TASK GOAL: Images should be left out, and everything else in the listing reproduced exactly.

DATASET EXTRACT:
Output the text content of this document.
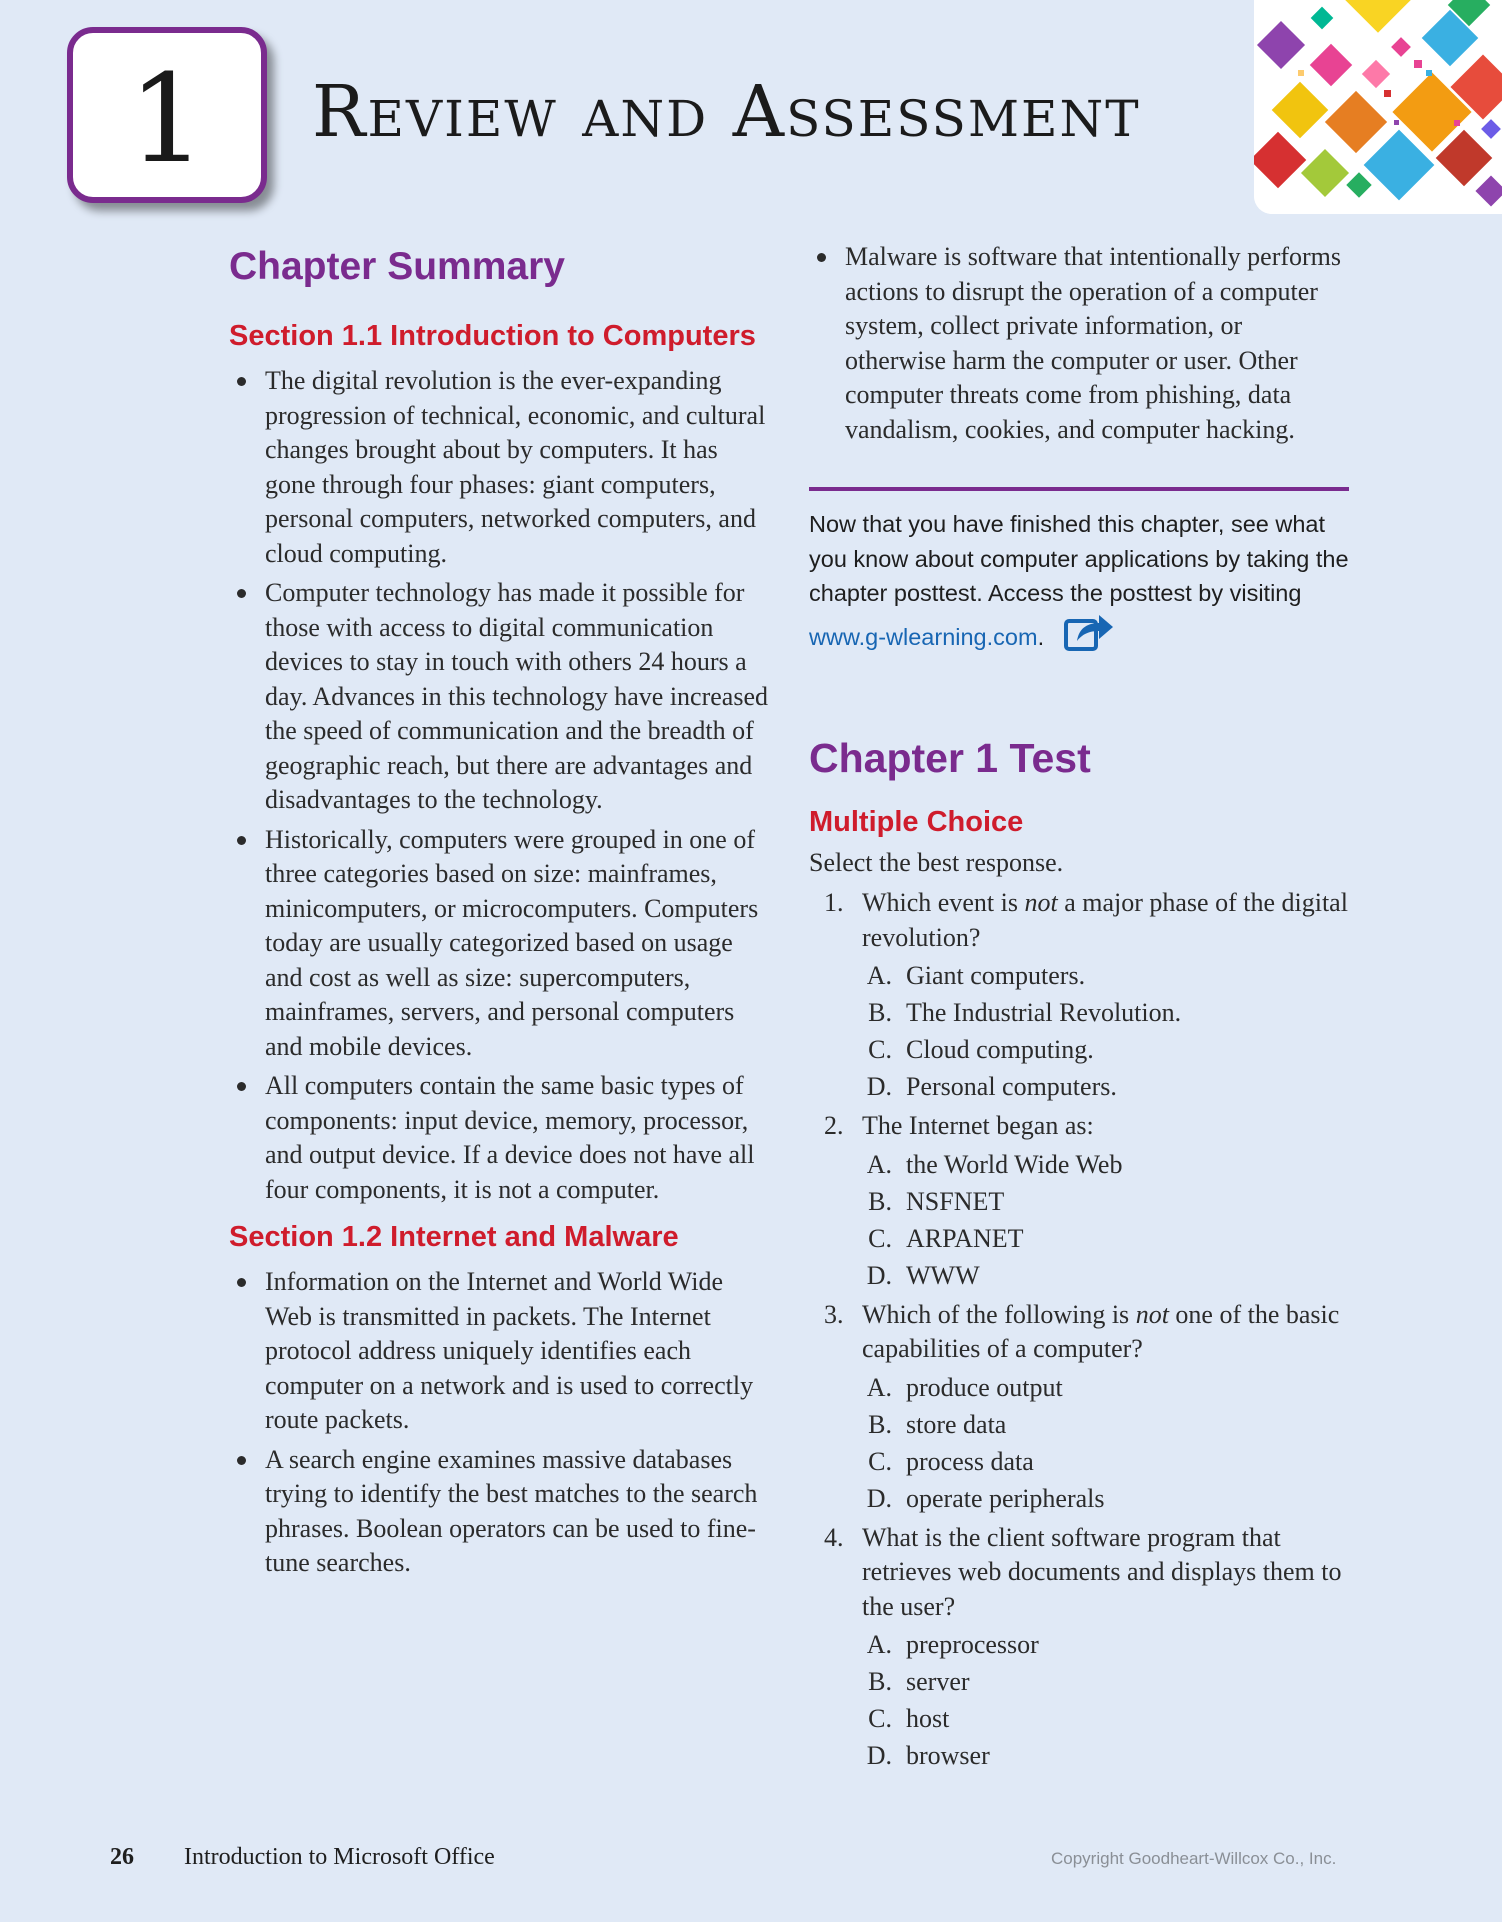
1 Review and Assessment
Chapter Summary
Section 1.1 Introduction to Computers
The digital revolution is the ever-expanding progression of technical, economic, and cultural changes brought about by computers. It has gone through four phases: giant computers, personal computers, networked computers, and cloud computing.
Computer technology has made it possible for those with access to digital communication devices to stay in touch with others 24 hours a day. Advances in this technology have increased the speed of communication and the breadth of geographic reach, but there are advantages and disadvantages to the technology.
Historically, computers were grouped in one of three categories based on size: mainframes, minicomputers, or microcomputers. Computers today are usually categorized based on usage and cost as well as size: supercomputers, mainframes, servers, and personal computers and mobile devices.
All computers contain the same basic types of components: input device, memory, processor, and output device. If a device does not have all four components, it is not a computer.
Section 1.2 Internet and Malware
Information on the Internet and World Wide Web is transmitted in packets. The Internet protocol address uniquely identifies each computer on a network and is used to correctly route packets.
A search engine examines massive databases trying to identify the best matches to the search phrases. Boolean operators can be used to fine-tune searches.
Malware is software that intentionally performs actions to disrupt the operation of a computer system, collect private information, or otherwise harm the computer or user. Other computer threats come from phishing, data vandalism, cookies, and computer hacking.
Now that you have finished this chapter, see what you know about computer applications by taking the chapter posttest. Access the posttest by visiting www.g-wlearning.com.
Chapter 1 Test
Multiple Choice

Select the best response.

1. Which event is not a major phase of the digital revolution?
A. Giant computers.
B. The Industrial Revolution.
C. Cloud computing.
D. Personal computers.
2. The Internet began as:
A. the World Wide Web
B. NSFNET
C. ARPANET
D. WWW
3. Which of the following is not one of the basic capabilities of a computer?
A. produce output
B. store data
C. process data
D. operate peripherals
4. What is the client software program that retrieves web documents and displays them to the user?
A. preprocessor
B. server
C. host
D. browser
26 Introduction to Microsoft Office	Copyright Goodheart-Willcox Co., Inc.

THE ANSWER:
Output the text content of this document.
1 Review and Assessment
Chapter Summary
Section 1.1 Introduction to Computers
The digital revolution is the ever-expanding progression of technical, economic, and cultural changes brought about by computers. It has gone through four phases: giant computers, personal computers, networked computers, and cloud computing.
Computer technology has made it possible for those with access to digital communication devices to stay in touch with others 24 hours a day. Advances in this technology have increased the speed of communication and the breadth of geographic reach, but there are advantages and disadvantages to the technology.
Historically, computers were grouped in one of three categories based on size: mainframes, minicomputers, or microcomputers. Computers today are usually categorized based on usage and cost as well as size: supercomputers, mainframes, servers, and personal computers and mobile devices.
All computers contain the same basic types of components: input device, memory, processor, and output device. If a device does not have all four components, it is not a computer.
Section 1.2 Internet and Malware
Information on the Internet and World Wide Web is transmitted in packets. The Internet protocol address uniquely identifies each computer on a network and is used to correctly route packets.
A search engine examines massive databases trying to identify the best matches to the search phrases. Boolean operators can be used to fine-tune searches.
Malware is software that intentionally performs actions to disrupt the operation of a computer system, collect private information, or otherwise harm the computer or user. Other computer threats come from phishing, data vandalism, cookies, and computer hacking.
Now that you have finished this chapter, see what you know about computer applications by taking the chapter posttest. Access the posttest by visiting www.g-wlearning.com.
Chapter 1 Test
Multiple Choice

Select the best response.

1. Which event is not a major phase of the digital revolution?
A. Giant computers.
B. The Industrial Revolution.
C. Cloud computing.
D. Personal computers.
2. The Internet began as:
A. the World Wide Web
B. NSFNET
C. ARPANET
D. WWW
3. Which of the following is not one of the basic capabilities of a computer?
A. produce output
B. store data
C. process data
D. operate peripherals
4. What is the client software program that retrieves web documents and displays them to the user?
A. preprocessor
B. server
C. host
D. browser
26 Introduction to Microsoft Office	Copyright Goodheart-Willcox Co., Inc.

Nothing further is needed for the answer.